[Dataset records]

--- START ---

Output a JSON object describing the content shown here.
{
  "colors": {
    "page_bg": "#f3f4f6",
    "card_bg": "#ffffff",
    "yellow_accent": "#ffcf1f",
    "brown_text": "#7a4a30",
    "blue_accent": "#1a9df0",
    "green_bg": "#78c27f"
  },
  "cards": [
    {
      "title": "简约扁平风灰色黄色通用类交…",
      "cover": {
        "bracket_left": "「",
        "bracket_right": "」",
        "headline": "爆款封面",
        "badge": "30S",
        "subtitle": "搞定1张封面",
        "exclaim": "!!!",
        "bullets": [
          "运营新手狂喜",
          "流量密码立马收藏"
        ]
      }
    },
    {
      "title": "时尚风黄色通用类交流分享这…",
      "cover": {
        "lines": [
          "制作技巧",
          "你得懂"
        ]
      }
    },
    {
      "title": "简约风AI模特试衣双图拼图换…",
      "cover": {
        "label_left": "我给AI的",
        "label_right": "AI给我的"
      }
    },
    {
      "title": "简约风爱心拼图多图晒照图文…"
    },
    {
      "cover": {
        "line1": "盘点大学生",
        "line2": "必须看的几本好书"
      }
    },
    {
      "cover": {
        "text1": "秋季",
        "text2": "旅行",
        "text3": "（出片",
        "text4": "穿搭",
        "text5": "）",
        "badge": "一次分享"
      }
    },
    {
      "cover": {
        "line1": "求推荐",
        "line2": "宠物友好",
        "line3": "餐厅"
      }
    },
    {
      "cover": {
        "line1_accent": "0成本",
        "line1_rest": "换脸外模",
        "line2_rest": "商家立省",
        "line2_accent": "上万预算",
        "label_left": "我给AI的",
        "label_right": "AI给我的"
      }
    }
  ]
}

--- END ---

__Instruction__: Reproduce the complete data exactly as presented above.

__Task response__:
Output a JSON object describing the content shown here.
{
  "colors": {
    "page_bg": "#f3f4f6",
    "card_bg": "#ffffff",
    "yellow_accent": "#ffcf1f",
    "brown_text": "#7a4a30",
    "blue_accent": "#1a9df0",
    "green_bg": "#78c27f"
  },
  "cards": [
    {
      "title": "简约扁平风灰色黄色通用类交…",
      "cover": {
        "bracket_left": "「",
        "bracket_right": "」",
        "headline": "爆款封面",
        "badge": "30S",
        "subtitle": "搞定1张封面",
        "exclaim": "!!!",
        "bullets": [
          "运营新手狂喜",
          "流量密码立马收藏"
        ]
      }
    },
    {
      "title": "时尚风黄色通用类交流分享这…",
      "cover": {
        "lines": [
          "制作技巧",
          "你得懂"
        ]
      }
    },
    {
      "title": "简约风AI模特试衣双图拼图换…",
      "cover": {
        "label_left": "我给AI的",
        "label_right": "AI给我的"
      }
    },
    {
      "title": "简约风爱心拼图多图晒照图文…"
    },
    {
      "cover": {
        "line1": "盘点大学生",
        "line2": "必须看的几本好书"
      }
    },
    {
      "cover": {
        "text1": "秋季",
        "text2": "旅行",
        "text3": "（出片",
        "text4": "穿搭",
        "text5": "）",
        "badge": "一次分享"
      }
    },
    {
      "cover": {
        "line1": "求推荐",
        "line2": "宠物友好",
        "line3": "餐厅"
      }
    },
    {
      "cover": {
        "line1_accent": "0成本",
        "line1_rest": "换脸外模",
        "line2_rest": "商家立省",
        "line2_accent": "上万预算",
        "label_left": "我给AI的",
        "label_right": "AI给我的"
      }
    }
  ]
}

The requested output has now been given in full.